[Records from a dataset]

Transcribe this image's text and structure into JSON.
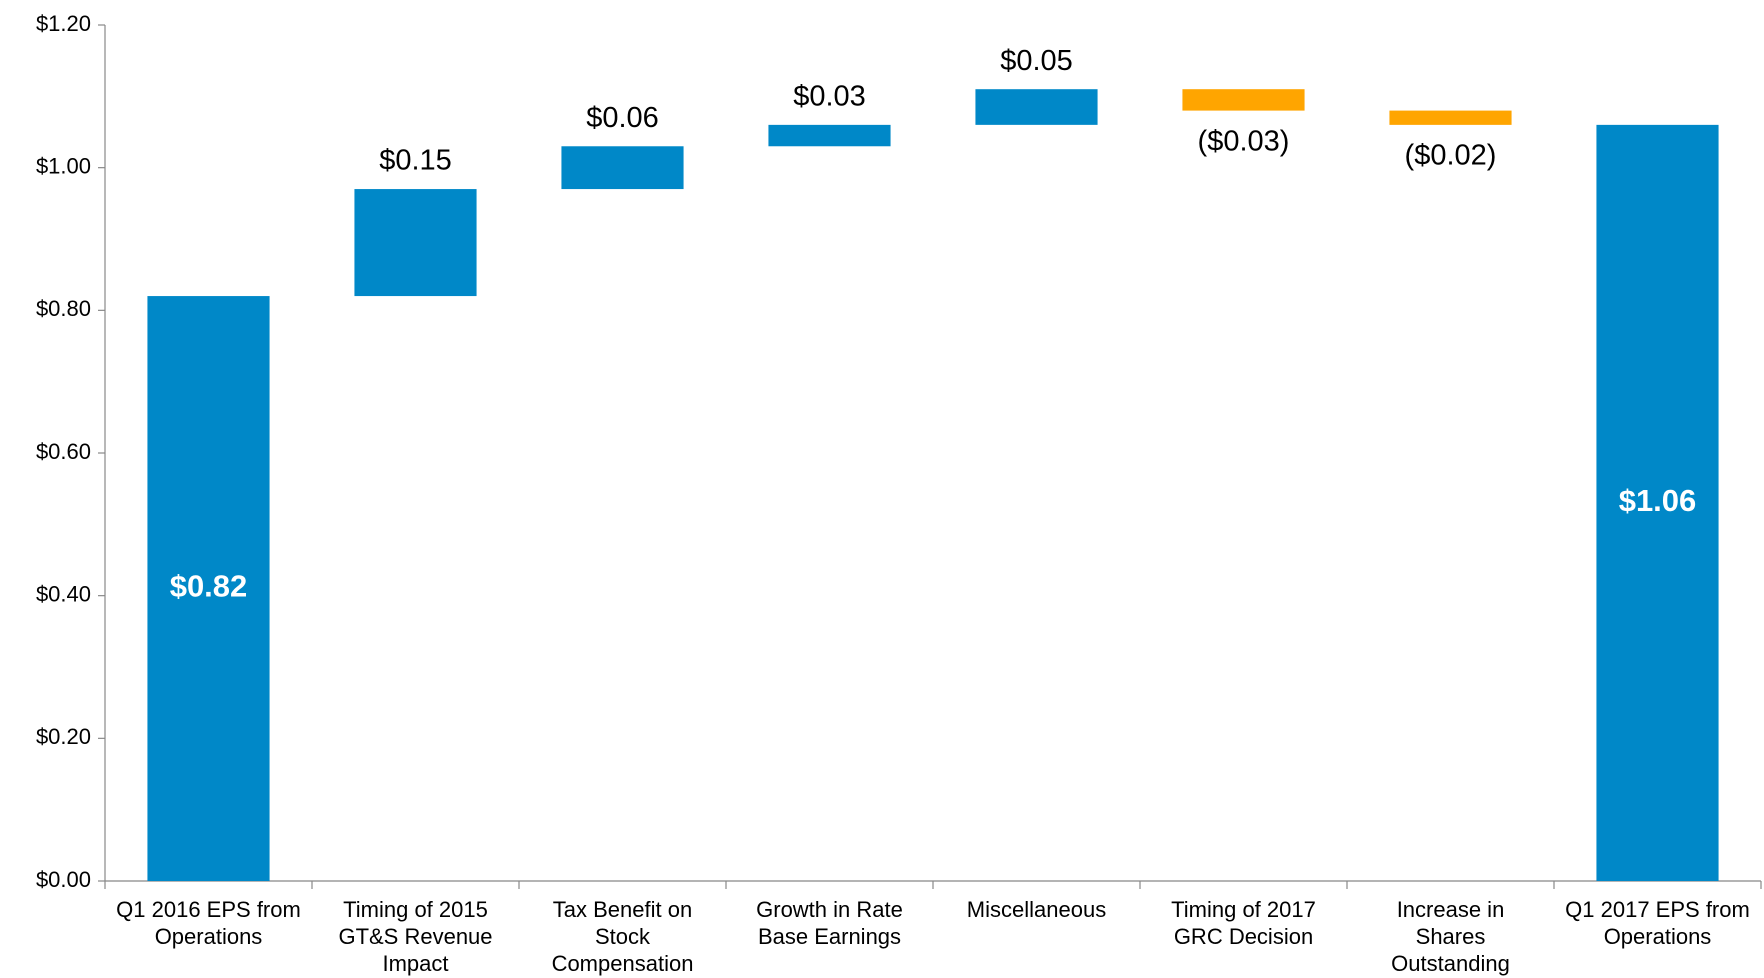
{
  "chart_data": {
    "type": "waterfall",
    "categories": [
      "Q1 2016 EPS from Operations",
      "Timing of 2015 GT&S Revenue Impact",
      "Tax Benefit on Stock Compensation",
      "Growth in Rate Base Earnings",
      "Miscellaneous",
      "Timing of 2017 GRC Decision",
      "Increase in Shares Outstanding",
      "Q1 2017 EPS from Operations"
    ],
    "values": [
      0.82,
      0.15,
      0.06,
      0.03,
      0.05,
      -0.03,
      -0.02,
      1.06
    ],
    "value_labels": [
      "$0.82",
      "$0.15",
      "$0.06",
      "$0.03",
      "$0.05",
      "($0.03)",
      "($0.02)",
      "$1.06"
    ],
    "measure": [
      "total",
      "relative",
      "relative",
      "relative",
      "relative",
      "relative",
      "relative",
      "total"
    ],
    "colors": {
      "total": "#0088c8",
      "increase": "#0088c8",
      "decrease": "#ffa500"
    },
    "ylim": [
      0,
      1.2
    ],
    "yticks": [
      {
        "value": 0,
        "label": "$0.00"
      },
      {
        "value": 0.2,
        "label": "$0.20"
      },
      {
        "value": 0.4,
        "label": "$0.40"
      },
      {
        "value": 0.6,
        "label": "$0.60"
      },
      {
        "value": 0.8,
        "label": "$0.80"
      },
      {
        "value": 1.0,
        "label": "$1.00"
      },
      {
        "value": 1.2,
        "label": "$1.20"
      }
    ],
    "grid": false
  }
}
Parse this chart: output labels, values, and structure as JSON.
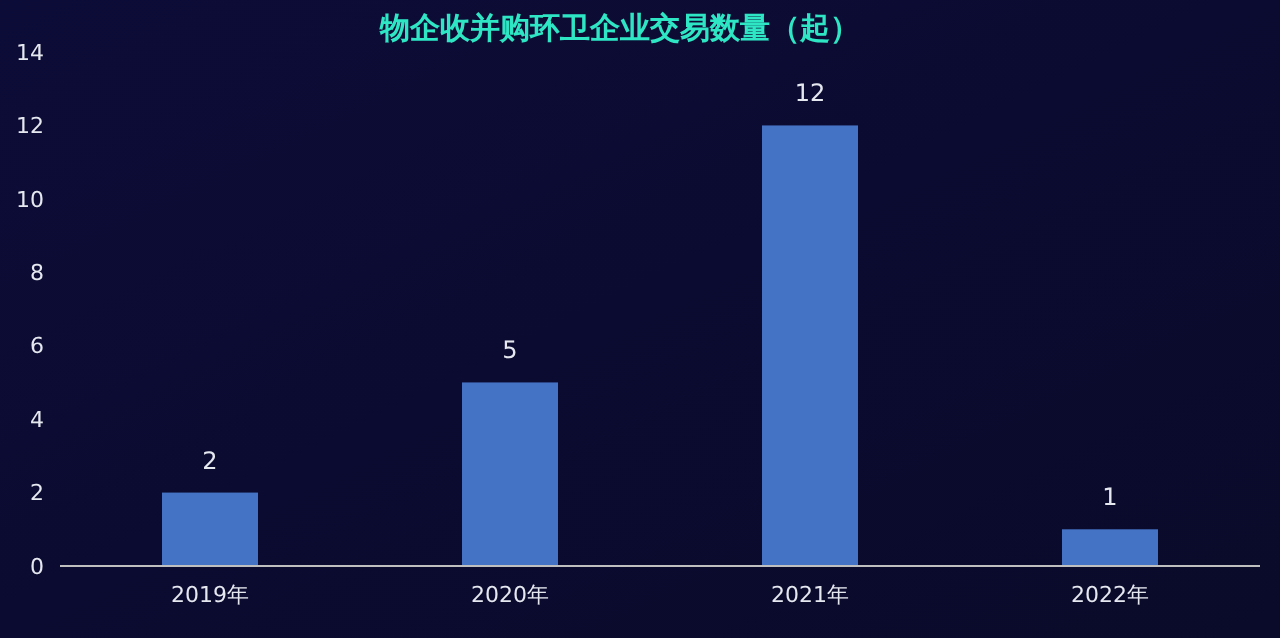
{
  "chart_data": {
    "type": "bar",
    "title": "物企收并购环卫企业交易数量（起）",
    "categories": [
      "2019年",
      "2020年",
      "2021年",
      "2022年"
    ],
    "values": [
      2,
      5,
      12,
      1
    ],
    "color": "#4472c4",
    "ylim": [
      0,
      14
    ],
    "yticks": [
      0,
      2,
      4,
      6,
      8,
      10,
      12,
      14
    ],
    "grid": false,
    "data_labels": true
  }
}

Short task >>
Only a number is wanted: how many lines of the material include the word "this".

Solved exercise >>
2